To do - Identify the lines that contain the string "spin" and copy all of them.

— begin —

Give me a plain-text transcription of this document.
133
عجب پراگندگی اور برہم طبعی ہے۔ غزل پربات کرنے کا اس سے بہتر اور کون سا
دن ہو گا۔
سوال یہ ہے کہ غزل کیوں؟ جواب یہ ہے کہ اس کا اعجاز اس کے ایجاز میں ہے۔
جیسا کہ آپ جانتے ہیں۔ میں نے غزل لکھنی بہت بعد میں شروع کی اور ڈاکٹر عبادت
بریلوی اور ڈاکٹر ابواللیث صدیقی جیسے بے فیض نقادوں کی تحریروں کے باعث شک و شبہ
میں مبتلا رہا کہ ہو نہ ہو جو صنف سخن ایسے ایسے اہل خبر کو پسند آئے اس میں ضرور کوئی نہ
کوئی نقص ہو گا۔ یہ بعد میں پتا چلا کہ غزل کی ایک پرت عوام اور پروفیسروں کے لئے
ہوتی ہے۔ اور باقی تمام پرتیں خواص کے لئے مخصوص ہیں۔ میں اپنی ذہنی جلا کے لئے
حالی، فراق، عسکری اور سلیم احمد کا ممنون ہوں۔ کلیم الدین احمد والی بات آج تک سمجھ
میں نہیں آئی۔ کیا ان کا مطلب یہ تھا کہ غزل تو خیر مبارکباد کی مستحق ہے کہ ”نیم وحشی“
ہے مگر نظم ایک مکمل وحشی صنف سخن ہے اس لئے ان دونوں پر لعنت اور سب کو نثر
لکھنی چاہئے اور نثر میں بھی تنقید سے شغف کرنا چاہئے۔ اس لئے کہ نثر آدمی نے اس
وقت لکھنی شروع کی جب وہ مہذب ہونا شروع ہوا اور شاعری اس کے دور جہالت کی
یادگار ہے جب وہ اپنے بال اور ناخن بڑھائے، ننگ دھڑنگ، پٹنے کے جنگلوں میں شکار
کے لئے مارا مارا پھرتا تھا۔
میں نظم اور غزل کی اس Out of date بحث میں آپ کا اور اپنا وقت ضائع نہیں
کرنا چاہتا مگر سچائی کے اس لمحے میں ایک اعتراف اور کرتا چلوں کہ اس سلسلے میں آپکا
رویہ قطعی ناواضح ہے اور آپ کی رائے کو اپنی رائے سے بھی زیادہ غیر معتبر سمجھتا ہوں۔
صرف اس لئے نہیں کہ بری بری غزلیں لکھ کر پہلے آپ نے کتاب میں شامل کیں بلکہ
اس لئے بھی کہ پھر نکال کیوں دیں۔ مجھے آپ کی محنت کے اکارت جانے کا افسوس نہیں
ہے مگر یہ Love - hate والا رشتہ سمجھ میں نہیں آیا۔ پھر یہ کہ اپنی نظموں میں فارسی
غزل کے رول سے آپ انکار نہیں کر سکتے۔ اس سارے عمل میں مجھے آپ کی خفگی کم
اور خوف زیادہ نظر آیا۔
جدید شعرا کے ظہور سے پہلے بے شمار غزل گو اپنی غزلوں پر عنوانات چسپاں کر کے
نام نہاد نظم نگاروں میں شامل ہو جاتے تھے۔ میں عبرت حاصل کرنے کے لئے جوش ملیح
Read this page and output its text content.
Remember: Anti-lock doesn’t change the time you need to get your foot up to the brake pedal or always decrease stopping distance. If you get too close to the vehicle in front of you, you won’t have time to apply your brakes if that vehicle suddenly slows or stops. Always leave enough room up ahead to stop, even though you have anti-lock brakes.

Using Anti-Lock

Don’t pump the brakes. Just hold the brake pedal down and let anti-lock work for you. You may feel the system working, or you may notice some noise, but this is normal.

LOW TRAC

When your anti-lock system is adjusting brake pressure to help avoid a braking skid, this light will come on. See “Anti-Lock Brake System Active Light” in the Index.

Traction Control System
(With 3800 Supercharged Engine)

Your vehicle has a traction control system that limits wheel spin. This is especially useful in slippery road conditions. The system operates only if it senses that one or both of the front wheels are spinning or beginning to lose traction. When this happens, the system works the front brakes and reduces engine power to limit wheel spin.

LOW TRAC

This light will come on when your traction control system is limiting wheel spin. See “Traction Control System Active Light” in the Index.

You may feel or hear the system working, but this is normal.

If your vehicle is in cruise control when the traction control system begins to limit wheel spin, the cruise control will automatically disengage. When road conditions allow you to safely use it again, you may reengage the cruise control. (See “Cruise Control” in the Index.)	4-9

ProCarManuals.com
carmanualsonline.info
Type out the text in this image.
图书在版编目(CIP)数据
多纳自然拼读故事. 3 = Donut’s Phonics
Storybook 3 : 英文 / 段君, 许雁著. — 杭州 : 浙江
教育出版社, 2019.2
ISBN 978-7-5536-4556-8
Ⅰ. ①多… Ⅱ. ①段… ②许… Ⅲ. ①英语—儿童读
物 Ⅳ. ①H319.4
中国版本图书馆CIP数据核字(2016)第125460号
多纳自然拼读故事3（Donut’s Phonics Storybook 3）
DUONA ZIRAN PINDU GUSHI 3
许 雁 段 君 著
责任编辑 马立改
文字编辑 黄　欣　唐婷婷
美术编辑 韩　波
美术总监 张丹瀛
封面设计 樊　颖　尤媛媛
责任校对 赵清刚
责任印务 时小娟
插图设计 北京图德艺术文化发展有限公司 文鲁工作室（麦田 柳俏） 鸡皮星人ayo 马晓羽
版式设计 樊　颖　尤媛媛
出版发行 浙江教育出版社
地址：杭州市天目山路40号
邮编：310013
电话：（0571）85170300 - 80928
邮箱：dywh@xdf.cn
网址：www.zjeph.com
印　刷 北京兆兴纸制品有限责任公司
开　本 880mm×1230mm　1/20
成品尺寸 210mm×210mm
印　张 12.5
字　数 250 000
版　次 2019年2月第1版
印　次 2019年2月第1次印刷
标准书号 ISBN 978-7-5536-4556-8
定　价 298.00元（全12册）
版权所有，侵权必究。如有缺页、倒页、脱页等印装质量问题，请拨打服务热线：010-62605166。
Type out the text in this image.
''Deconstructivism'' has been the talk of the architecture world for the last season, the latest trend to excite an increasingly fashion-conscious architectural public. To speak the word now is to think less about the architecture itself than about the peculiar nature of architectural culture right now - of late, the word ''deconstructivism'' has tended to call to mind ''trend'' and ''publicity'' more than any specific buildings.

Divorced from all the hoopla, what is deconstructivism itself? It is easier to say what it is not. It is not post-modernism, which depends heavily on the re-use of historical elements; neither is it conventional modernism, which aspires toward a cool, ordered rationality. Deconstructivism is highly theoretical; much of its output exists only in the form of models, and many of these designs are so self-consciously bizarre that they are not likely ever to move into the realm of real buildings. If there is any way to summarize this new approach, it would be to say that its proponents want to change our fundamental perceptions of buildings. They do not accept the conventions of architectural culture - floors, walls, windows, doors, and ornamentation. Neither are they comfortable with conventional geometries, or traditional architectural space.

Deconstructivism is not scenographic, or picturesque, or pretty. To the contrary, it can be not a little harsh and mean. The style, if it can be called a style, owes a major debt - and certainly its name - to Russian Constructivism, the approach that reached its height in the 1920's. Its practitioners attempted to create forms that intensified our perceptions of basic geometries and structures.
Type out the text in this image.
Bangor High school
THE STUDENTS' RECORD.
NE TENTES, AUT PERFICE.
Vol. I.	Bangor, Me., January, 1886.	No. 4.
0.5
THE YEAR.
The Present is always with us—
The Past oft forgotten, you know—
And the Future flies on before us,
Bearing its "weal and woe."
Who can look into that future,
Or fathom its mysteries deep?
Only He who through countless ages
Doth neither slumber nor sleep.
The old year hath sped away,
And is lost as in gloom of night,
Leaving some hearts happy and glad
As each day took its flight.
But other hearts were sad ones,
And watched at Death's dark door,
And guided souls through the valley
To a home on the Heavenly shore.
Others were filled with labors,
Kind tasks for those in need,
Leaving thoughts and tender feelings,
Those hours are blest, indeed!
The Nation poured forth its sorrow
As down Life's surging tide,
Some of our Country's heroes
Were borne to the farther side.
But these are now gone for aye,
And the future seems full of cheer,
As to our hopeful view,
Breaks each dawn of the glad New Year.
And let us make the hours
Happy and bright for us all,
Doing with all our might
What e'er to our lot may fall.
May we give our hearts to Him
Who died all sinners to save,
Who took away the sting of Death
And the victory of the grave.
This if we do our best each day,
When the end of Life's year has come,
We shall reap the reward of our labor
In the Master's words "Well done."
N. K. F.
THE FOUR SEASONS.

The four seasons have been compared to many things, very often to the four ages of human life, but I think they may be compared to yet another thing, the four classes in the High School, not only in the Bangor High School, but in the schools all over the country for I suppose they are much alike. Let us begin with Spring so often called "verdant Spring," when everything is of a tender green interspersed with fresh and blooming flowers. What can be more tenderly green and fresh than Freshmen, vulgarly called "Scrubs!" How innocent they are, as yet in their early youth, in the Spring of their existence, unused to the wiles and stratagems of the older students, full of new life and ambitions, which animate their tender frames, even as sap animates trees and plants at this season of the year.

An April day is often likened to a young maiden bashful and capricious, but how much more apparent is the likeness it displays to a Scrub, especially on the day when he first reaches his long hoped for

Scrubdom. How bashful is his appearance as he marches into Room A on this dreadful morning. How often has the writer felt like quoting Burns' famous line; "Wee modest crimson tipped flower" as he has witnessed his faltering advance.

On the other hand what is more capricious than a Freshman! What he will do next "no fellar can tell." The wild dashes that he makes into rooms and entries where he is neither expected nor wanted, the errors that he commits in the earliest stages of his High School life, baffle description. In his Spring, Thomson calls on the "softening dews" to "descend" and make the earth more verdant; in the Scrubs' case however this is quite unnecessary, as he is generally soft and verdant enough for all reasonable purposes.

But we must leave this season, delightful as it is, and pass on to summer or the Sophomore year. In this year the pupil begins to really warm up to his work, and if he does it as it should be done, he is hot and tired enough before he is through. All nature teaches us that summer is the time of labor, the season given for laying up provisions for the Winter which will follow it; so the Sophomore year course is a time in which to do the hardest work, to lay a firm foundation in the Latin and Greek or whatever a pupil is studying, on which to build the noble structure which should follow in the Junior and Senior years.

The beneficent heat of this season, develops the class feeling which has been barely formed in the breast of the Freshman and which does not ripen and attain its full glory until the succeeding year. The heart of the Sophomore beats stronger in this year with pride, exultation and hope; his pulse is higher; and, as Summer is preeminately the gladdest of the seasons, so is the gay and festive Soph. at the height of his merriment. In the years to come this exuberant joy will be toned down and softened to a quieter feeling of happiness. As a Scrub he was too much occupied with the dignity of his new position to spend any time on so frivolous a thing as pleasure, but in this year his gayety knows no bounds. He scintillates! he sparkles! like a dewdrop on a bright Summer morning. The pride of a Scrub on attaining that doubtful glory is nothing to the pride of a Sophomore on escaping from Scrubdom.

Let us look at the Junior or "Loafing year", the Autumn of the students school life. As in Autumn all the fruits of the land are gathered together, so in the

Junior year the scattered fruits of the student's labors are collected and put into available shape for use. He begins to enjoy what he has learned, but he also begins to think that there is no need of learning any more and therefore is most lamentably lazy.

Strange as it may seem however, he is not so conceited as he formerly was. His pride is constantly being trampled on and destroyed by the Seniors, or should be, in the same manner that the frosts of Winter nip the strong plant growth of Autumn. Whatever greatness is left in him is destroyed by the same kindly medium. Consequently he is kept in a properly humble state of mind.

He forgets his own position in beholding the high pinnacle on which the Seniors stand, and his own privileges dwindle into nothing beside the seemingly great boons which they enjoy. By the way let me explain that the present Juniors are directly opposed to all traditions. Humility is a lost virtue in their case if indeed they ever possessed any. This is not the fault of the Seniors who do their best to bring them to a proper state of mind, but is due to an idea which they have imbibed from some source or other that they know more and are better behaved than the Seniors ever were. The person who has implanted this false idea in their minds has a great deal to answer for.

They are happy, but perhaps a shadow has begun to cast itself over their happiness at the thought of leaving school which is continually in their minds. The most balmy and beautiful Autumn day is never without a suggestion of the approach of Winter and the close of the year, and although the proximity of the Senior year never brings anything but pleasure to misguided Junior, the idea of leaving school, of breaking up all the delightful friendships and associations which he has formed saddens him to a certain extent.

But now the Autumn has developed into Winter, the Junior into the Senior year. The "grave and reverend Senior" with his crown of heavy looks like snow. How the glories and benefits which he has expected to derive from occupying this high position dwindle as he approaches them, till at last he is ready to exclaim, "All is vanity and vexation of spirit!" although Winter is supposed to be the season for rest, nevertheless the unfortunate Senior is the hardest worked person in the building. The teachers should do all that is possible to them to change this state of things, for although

— end —

Result of this task -
Your vehicle has a traction control system that limits wheel spin. This is especially useful in slippery road conditions. The system operates only if it senses that one or both of the front wheels are spinning or beginning to lose traction. When this happens, the system works the front brakes and reduces engine power to limit wheel spin.
This light will come on when your traction control system is limiting wheel spin. See “Traction Control System Active Light” in the Index.
If your vehicle is in cruise control when the traction control system begins to limit wheel spin, the cruise control will automatically disengage. When road conditions allow you to safely use it again, you may reengage the cruise control. (See “Cruise Control” in the Index.)	4-9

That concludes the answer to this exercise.